======== Records supplied

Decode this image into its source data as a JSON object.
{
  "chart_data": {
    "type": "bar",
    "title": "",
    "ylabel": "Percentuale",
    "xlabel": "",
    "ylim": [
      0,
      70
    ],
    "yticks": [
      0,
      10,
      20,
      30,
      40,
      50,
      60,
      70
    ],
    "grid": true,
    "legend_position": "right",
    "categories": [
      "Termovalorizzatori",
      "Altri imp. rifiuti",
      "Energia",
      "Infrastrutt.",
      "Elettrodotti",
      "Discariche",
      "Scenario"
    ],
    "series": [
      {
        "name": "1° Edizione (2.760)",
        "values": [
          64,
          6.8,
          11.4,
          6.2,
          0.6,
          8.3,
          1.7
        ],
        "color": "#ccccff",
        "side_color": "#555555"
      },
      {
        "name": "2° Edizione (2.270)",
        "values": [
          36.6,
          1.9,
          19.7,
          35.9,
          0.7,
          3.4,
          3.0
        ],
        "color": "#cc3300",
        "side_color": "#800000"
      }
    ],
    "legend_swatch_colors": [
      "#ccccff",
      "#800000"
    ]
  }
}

================
======== Records supplied

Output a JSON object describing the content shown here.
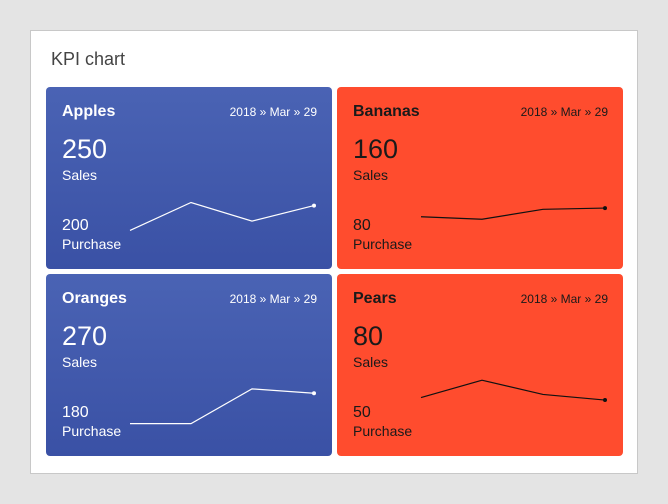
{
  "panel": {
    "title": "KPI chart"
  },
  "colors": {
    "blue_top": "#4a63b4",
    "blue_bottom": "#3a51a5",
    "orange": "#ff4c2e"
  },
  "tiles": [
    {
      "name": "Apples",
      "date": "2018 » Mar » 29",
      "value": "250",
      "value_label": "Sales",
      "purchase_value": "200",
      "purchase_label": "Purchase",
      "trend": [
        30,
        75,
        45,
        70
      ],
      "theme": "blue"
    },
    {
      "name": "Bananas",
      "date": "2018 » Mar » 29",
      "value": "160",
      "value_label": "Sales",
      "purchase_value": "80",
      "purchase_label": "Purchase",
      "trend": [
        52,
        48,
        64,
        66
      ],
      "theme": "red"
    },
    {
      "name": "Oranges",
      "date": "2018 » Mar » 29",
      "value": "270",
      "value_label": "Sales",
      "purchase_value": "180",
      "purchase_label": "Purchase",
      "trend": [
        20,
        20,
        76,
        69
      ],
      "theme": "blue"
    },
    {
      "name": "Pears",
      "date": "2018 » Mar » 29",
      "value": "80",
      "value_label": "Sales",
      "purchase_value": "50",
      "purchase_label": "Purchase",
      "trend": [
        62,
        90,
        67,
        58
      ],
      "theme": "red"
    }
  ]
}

================
======== Records supplied

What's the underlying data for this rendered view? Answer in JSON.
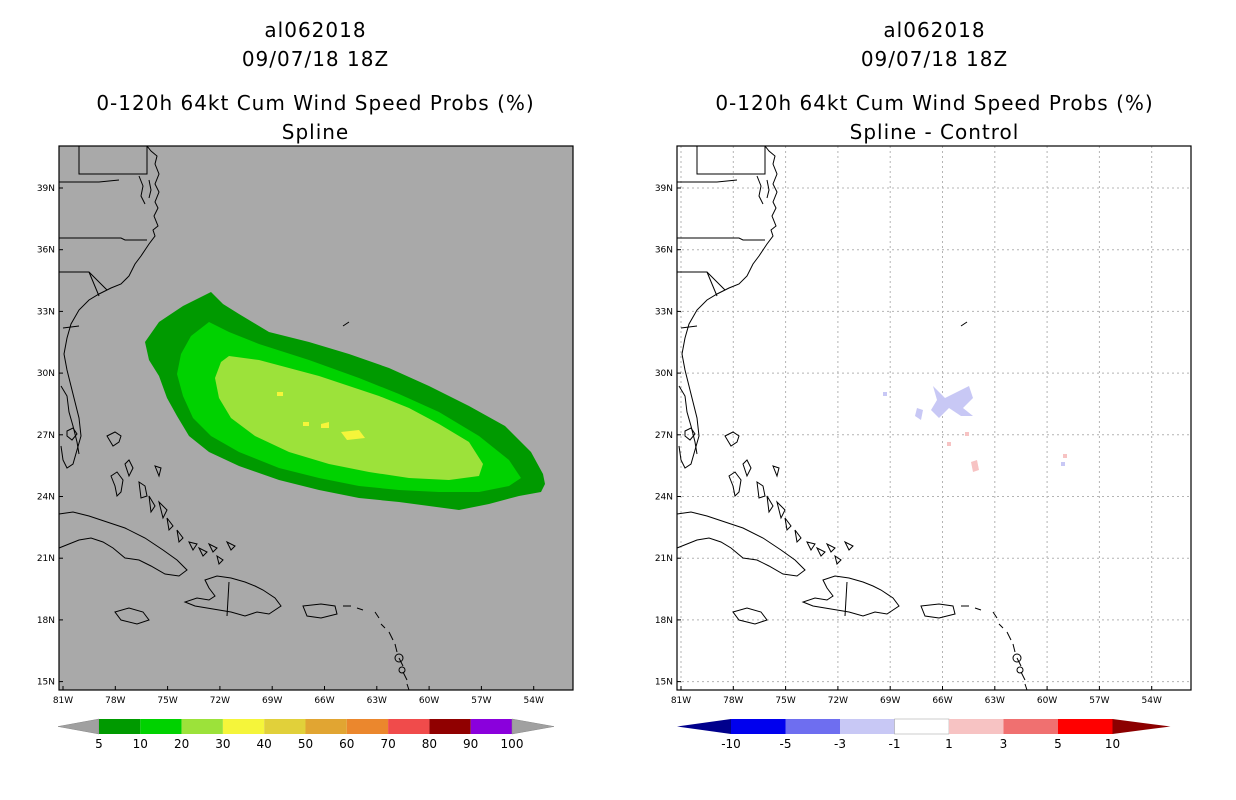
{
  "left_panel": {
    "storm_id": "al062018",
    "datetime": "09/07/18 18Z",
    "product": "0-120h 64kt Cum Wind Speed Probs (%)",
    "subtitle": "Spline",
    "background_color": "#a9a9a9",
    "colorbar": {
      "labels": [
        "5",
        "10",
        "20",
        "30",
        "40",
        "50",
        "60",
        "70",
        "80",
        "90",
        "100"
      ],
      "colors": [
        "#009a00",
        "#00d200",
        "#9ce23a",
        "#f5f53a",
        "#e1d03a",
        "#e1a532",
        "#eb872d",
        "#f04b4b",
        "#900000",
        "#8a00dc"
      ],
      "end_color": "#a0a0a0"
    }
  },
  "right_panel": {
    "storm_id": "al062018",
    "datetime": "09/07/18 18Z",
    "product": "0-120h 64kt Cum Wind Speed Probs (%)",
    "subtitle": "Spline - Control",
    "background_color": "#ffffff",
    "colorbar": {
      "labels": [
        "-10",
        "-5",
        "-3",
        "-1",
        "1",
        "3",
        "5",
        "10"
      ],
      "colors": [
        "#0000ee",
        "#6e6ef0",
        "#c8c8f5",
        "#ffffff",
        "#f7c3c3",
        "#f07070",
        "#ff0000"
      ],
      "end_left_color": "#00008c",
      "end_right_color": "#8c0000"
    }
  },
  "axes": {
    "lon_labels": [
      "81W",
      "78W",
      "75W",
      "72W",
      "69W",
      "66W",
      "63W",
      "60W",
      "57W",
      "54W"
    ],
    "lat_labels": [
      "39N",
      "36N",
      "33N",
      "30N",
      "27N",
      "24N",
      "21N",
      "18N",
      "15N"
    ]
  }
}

================

■ **What is expected**: Identify all lines where the word "Edizione" shows up. Copy them.

■ **Output**:
        "name": "1° Edizione (2.760)",
        "name": "2° Edizione (2.270)",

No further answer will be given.